GOAL >> Lines that hold the word "ignorant" should be located and copied.

━━━━━━━━

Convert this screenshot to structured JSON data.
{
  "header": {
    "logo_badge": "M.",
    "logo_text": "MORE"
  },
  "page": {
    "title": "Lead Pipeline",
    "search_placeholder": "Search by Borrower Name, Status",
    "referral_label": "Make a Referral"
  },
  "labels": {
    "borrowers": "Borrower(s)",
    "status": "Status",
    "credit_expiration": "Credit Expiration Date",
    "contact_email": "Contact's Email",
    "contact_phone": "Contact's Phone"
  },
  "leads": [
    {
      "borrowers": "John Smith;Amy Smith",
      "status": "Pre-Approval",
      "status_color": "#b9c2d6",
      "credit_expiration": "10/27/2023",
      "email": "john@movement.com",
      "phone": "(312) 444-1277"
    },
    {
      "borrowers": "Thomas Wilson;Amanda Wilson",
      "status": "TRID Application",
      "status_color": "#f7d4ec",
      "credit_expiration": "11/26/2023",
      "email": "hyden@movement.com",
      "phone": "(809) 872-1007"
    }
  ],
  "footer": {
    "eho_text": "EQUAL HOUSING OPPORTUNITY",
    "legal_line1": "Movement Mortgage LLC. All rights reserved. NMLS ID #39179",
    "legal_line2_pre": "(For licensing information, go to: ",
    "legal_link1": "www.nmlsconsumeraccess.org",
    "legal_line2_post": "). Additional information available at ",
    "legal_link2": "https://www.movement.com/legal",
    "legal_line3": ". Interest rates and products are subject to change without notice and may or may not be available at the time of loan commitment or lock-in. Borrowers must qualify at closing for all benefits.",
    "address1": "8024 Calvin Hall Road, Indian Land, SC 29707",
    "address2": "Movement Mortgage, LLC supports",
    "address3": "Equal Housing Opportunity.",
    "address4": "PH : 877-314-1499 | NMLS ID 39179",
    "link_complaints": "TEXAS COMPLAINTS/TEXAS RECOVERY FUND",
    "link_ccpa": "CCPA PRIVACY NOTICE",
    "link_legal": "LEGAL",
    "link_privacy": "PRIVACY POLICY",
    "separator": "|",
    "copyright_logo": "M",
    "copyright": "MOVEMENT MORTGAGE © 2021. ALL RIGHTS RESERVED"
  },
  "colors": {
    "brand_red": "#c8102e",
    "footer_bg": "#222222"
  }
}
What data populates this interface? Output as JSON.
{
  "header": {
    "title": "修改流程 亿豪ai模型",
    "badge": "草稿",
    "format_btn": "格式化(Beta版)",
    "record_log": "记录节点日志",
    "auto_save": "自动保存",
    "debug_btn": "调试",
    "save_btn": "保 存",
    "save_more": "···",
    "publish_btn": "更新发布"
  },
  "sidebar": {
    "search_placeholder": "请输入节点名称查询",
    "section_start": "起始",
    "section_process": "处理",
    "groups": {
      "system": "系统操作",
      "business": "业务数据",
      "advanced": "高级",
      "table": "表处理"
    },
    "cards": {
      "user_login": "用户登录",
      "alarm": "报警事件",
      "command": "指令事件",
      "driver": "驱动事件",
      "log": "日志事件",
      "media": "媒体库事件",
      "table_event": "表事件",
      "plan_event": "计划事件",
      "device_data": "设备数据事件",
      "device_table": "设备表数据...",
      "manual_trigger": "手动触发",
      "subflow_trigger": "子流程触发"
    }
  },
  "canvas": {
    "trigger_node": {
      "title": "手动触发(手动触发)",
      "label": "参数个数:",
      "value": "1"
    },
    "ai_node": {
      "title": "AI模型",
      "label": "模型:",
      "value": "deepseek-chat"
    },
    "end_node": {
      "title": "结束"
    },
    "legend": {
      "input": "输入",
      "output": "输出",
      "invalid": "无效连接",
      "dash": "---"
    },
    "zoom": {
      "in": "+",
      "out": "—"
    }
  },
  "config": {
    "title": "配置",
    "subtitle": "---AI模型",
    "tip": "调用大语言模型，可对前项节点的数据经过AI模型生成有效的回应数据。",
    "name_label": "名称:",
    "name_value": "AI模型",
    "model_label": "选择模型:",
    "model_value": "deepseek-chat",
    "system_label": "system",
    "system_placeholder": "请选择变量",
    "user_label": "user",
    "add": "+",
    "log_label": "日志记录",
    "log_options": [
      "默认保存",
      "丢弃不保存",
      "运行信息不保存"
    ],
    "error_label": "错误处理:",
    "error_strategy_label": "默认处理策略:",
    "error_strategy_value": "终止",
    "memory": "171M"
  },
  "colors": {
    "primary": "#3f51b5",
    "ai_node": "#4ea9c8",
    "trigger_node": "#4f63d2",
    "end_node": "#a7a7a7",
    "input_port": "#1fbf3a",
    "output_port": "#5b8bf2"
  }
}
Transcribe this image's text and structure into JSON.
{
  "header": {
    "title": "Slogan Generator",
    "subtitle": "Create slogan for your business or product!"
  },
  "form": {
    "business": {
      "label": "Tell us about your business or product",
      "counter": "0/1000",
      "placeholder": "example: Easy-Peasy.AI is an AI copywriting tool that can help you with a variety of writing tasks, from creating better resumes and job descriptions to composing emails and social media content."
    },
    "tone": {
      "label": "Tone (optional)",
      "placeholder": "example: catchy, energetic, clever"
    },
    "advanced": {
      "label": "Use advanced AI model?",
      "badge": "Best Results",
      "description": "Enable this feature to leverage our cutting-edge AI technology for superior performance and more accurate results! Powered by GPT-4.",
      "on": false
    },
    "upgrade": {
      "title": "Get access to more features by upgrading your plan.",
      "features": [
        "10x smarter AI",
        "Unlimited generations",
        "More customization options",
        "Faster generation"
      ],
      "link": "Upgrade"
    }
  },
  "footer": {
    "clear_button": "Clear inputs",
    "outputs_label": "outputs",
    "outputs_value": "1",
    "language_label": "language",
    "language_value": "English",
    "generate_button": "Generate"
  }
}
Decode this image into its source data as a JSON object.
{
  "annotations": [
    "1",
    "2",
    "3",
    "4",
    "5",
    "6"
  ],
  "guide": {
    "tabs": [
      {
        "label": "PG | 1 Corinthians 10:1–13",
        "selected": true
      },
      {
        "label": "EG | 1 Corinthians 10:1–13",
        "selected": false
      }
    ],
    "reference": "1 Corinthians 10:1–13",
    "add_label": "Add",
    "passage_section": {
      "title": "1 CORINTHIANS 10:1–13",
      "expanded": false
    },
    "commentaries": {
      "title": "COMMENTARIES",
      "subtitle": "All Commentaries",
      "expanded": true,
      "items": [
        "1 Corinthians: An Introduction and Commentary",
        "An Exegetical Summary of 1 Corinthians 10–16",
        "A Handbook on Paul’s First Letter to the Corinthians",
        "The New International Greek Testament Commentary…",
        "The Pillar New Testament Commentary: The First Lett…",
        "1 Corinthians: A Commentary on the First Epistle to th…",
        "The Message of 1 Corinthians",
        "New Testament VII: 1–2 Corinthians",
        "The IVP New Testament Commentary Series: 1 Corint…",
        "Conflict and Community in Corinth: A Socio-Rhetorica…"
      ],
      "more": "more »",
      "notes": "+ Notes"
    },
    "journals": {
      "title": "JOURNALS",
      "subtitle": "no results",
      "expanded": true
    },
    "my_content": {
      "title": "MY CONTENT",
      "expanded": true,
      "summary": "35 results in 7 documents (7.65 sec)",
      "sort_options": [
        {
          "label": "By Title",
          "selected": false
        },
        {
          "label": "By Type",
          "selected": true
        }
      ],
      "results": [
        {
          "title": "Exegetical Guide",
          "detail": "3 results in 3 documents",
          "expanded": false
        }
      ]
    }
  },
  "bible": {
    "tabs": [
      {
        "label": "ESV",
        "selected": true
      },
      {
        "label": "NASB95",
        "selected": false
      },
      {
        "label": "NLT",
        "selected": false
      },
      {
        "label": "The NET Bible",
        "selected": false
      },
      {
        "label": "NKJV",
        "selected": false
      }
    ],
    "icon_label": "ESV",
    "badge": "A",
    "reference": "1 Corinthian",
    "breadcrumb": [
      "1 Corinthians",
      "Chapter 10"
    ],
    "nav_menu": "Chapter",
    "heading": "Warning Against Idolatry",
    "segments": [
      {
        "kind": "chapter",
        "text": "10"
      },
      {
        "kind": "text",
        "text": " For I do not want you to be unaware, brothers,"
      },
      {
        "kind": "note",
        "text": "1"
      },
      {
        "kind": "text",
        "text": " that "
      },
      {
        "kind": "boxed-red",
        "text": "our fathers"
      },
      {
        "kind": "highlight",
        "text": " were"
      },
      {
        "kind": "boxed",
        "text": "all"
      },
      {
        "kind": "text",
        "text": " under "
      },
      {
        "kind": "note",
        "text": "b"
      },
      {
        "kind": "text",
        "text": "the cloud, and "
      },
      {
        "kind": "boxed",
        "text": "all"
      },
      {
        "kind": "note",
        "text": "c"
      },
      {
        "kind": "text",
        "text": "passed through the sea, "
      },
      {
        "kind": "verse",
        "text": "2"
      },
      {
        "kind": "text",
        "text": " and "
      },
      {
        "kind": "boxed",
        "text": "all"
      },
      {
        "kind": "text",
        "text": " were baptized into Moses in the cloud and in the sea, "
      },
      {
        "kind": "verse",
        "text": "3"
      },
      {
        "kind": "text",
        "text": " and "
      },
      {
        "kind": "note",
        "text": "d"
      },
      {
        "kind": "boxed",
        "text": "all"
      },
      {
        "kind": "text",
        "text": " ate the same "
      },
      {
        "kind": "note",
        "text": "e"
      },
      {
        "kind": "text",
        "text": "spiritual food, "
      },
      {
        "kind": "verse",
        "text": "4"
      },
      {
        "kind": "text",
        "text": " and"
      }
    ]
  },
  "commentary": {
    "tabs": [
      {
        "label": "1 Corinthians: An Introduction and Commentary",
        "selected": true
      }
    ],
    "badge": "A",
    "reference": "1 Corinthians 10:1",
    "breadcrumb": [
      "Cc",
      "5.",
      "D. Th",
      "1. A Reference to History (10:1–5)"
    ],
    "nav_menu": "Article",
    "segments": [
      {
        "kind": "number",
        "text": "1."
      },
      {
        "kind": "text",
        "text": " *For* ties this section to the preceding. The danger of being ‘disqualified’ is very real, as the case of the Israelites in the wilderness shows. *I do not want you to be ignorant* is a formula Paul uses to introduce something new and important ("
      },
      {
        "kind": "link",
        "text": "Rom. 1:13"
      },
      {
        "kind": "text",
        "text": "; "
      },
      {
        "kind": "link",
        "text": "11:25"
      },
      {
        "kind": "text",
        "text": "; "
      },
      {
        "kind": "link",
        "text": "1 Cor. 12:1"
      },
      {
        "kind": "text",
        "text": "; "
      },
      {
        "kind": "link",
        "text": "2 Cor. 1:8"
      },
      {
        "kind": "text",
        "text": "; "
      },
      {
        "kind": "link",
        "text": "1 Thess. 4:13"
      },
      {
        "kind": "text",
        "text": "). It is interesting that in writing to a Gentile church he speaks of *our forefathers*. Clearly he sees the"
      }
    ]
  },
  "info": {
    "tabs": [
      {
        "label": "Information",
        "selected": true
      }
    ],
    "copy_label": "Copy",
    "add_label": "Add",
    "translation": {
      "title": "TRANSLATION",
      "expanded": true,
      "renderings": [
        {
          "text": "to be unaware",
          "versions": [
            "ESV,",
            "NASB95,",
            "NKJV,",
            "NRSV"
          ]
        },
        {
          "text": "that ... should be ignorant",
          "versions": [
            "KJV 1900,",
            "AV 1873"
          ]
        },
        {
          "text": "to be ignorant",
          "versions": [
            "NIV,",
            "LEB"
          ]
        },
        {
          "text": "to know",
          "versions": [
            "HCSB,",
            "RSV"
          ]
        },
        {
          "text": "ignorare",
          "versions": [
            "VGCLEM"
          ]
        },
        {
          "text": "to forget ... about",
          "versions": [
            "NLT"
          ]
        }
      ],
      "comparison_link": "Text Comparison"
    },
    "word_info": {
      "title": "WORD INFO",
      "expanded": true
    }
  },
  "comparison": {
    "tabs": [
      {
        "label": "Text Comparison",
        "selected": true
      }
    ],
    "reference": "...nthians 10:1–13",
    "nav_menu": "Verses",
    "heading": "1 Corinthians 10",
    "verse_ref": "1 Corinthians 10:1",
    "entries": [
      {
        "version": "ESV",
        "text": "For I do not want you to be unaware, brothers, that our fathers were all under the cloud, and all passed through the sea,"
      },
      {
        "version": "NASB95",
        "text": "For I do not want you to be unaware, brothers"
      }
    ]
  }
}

━━━━━━━━

RESPONSE BELOW >>
        "text": " *For* ties this section to the preceding. The danger of being ‘disqualified’ is very real, as the case of the Israelites in the wilderness shows. *I do not want you to be ignorant* is a formula Paul uses to introduce something new and important ("
          "text": "that ... should be ignorant",
          "text": "to be ignorant",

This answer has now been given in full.